▸ What you have to do
Write out each line from the data below that includes the word "letter".

▸ Dataset rows

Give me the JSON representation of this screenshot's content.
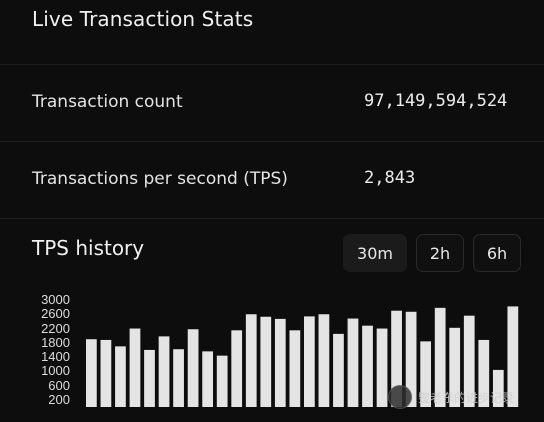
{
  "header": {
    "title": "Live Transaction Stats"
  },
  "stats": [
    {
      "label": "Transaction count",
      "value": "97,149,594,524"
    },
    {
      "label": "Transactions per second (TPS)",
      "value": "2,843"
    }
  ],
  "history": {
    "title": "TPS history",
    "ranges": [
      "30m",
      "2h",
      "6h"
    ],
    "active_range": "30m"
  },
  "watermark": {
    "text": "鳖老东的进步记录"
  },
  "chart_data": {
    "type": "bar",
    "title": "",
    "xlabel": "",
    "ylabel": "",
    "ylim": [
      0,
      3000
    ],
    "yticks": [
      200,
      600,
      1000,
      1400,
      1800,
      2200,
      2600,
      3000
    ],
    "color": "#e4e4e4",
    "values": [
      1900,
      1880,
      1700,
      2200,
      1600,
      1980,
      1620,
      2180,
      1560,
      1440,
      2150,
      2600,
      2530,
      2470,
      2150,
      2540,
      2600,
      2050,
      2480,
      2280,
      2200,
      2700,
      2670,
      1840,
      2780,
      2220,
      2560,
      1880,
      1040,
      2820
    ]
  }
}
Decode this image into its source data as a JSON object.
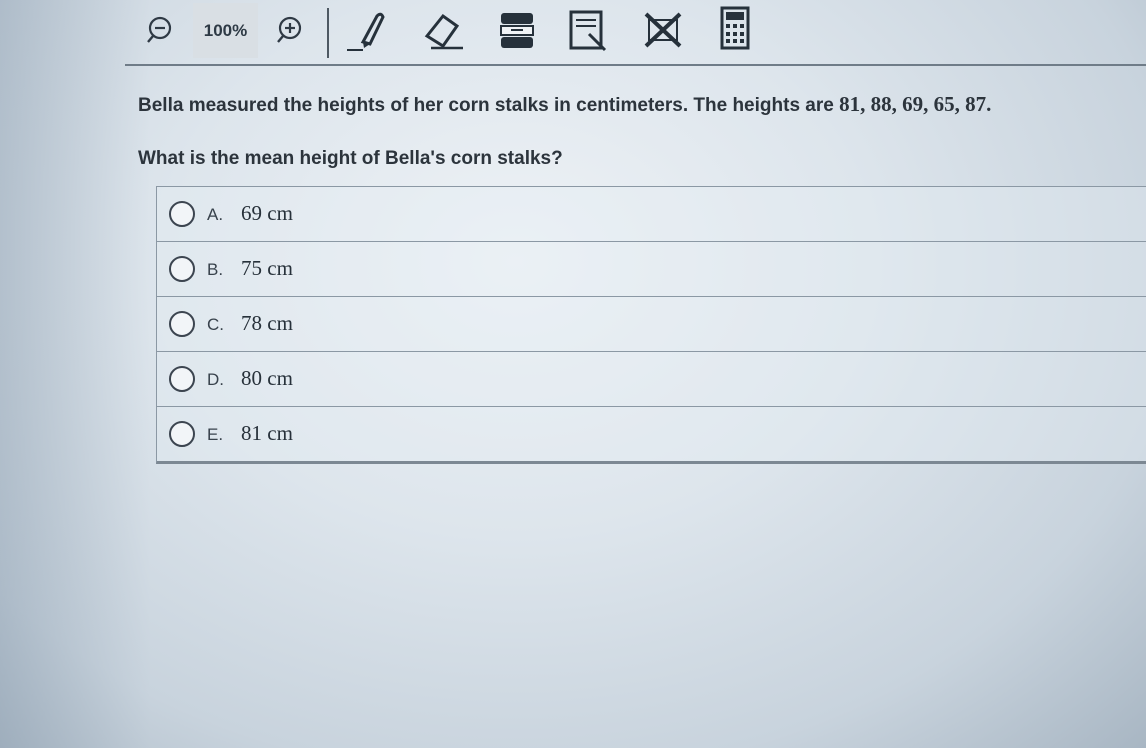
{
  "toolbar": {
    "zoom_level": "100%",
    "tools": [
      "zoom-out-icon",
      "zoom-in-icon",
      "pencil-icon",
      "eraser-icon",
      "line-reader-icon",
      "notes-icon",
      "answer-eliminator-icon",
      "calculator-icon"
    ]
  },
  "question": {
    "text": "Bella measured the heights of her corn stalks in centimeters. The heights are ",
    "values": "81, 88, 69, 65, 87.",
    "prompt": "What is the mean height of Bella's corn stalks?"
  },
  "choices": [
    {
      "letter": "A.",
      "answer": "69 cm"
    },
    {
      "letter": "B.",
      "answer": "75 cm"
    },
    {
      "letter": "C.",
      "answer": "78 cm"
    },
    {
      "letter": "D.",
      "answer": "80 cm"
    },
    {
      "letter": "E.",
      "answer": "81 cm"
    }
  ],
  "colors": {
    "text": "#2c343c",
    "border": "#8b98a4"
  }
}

==

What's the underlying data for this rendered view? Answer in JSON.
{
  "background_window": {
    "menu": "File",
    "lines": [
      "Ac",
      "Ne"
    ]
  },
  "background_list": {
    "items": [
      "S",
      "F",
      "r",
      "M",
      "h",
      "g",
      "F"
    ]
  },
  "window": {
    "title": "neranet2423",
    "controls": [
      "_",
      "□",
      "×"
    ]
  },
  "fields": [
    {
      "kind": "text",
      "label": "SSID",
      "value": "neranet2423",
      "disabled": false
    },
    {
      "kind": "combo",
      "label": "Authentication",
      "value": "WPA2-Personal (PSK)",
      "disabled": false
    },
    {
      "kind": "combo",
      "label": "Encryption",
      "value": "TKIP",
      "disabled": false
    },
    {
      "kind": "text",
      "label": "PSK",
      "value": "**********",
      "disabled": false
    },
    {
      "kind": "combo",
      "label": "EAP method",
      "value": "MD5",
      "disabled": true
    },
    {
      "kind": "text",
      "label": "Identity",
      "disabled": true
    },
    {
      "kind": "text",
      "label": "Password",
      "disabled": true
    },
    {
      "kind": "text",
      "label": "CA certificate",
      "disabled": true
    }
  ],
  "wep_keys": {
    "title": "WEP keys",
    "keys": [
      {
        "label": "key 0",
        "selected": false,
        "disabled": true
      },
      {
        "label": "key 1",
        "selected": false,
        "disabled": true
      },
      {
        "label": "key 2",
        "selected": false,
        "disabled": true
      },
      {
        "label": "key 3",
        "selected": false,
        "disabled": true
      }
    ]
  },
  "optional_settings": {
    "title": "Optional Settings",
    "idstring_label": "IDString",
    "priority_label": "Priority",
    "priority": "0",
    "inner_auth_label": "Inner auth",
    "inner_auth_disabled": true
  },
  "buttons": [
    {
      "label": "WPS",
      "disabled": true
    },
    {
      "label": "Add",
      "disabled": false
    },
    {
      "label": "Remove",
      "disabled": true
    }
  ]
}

▸ Complete output
      "letter": "A.",
      "letter": "B.",
      "letter": "C.",
      "letter": "D.",
      "letter": "E.",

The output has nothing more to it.